═══ Records shown ═══

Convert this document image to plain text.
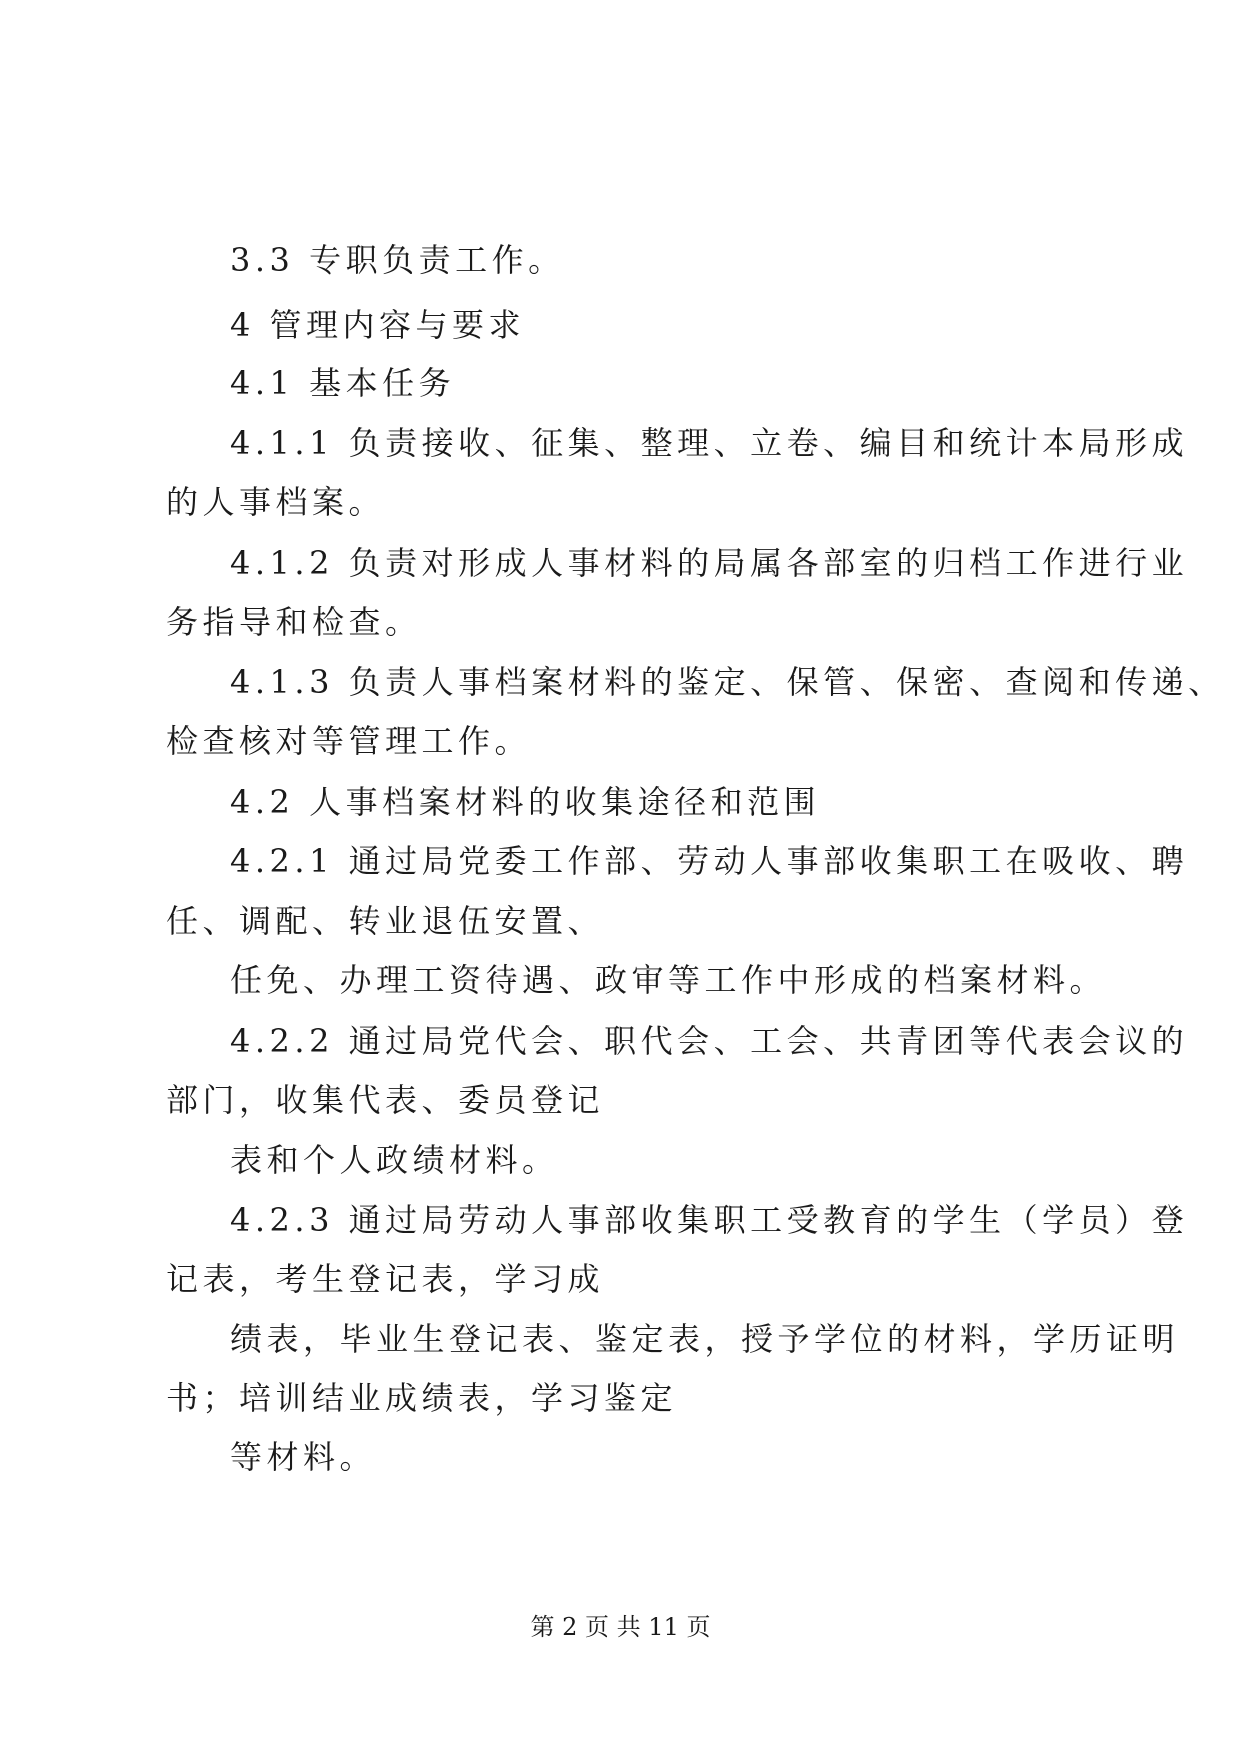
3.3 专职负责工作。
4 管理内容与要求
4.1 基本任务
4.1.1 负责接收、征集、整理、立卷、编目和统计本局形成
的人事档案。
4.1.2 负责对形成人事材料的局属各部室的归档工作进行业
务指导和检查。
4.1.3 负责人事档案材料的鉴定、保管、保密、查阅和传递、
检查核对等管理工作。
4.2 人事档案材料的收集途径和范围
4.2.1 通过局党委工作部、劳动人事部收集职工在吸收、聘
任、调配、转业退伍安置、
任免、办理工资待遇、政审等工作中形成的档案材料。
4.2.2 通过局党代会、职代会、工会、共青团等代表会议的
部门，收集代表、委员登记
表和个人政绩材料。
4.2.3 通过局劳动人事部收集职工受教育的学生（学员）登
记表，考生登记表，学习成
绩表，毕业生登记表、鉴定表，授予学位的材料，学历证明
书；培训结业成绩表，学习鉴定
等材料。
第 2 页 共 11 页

═══
═══ Records shown ═══

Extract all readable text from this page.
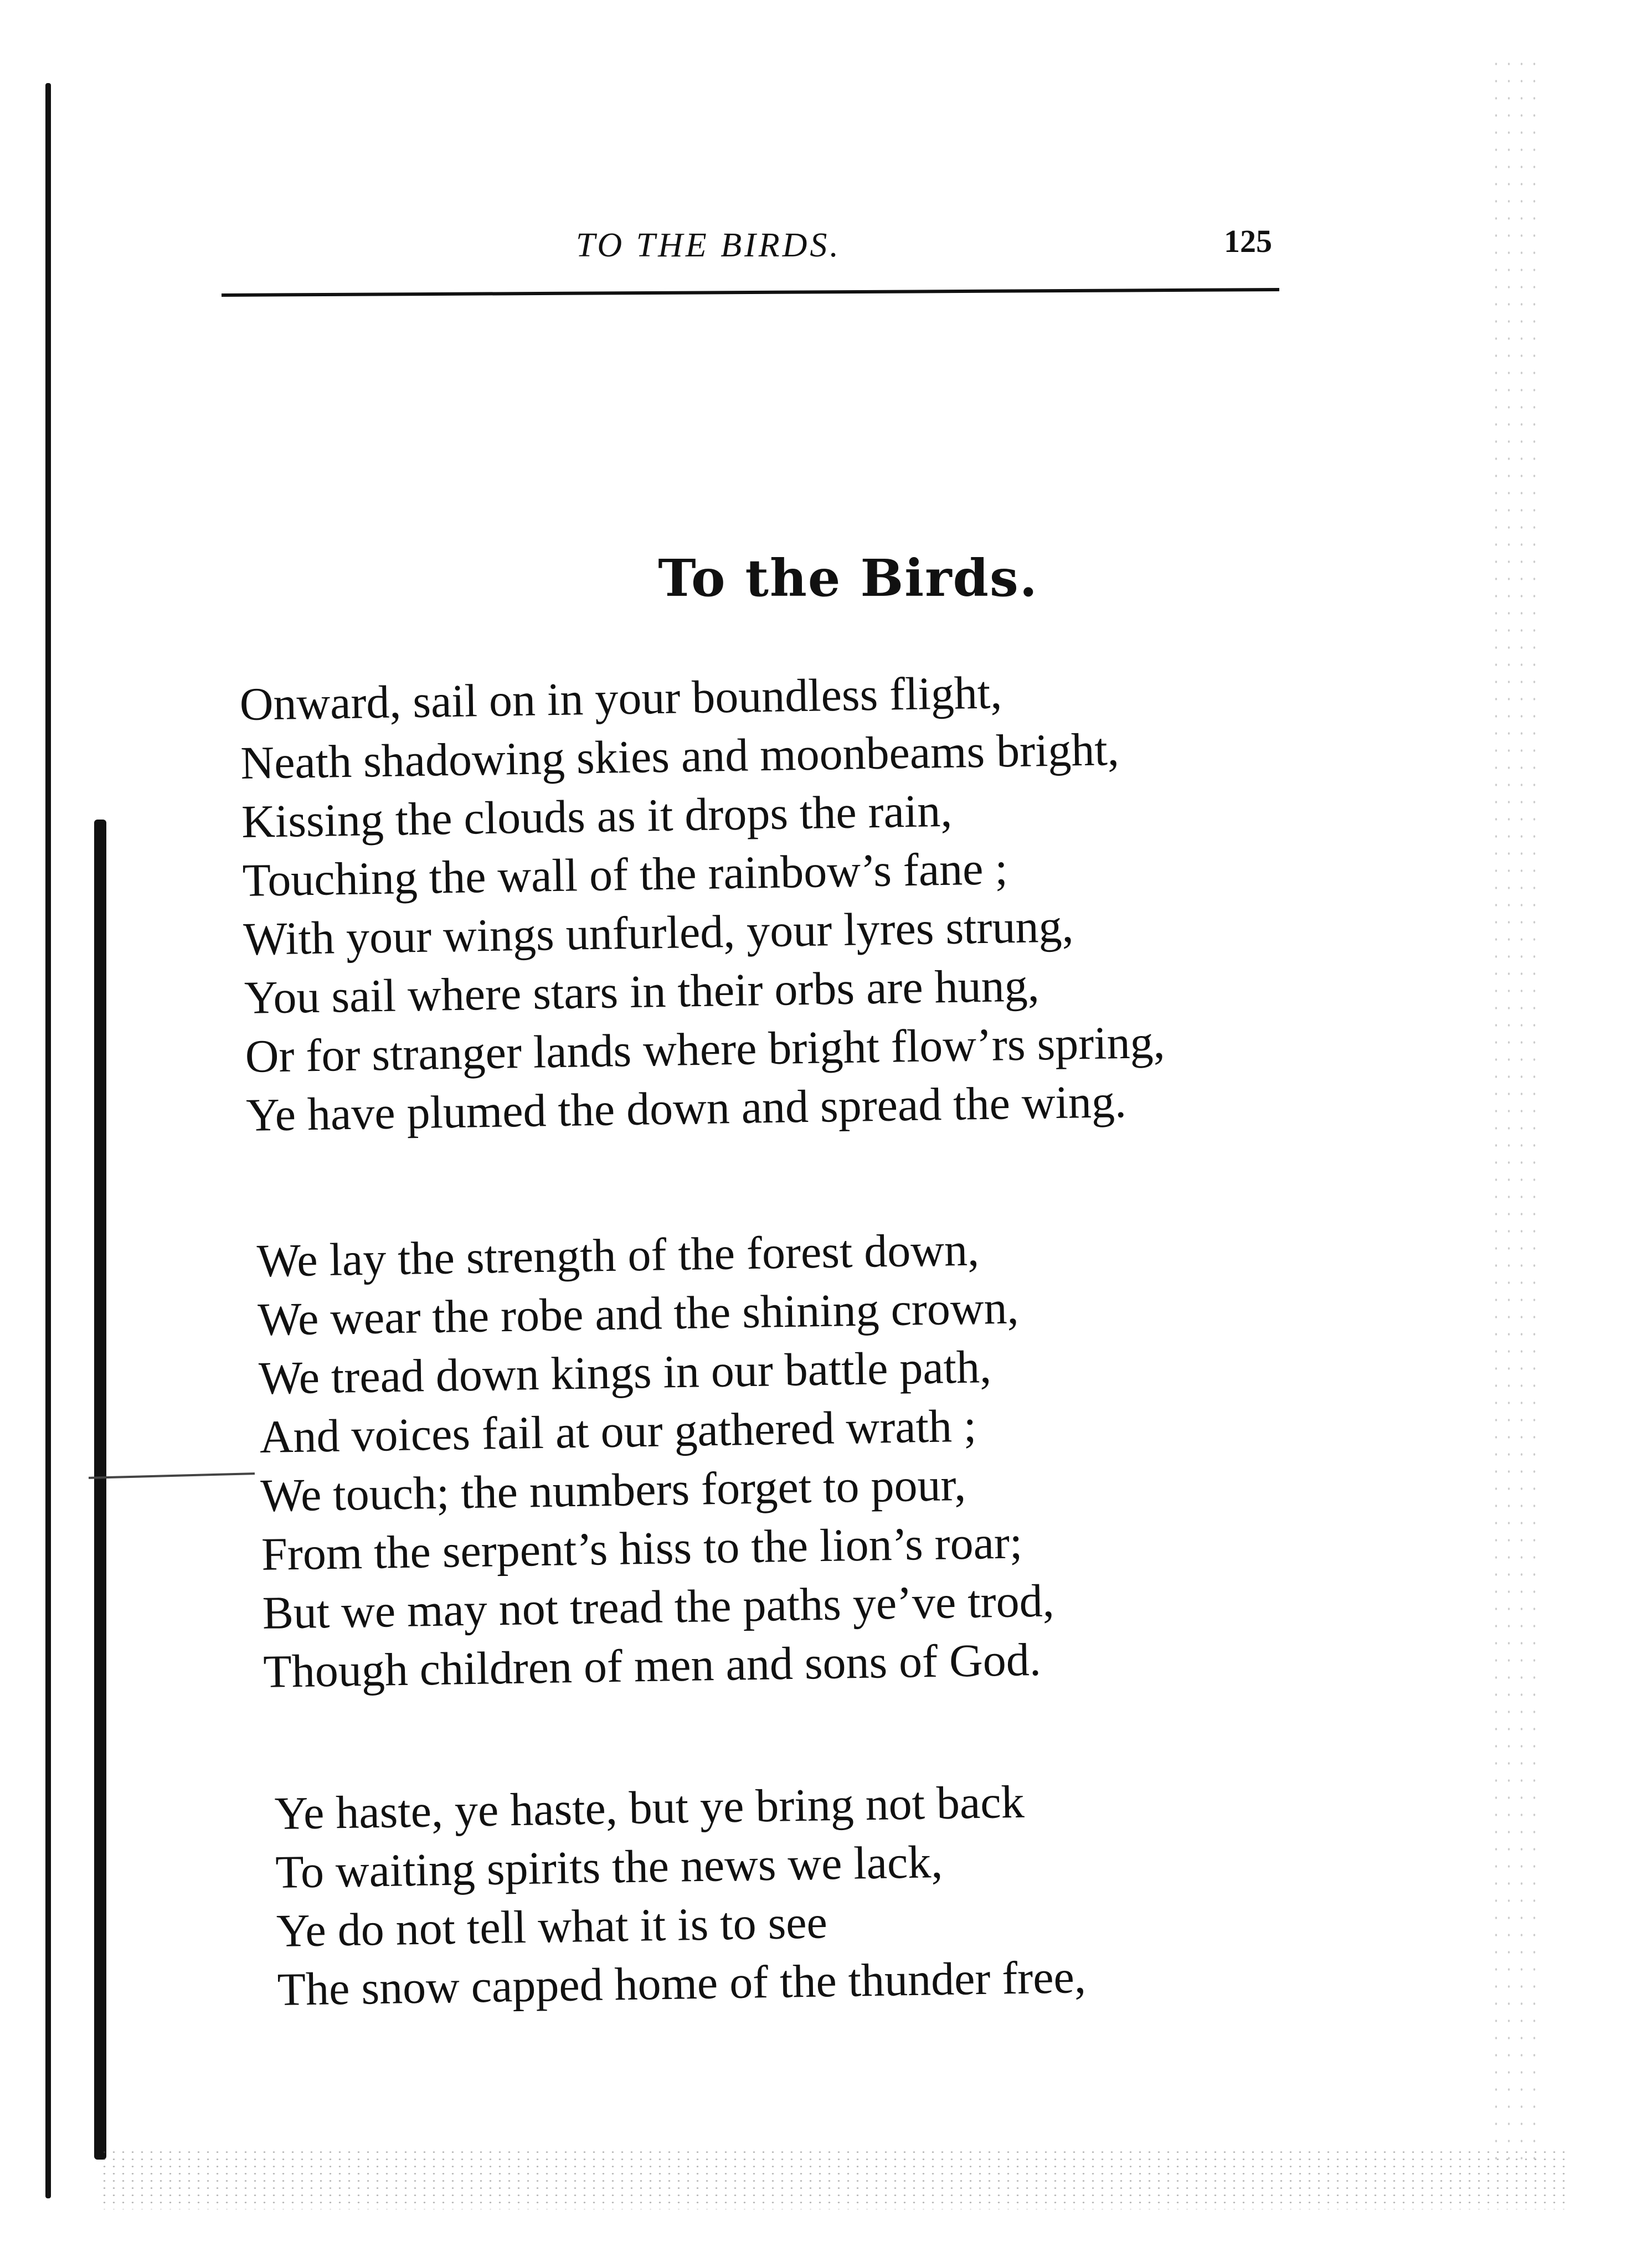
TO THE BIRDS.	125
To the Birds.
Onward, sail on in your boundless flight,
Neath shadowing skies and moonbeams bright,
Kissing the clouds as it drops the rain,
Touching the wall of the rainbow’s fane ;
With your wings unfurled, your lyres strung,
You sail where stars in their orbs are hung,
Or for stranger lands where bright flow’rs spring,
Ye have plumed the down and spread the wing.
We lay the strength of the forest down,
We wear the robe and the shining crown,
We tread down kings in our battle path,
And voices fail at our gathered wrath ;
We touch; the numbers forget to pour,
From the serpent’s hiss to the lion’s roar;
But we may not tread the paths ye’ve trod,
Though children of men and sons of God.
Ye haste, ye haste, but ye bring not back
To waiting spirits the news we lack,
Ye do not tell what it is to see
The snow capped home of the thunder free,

═══

[Task goal]: Work through the listing above and report how many lines include the string "where", with no other text.

[Solution to this exercise]: 2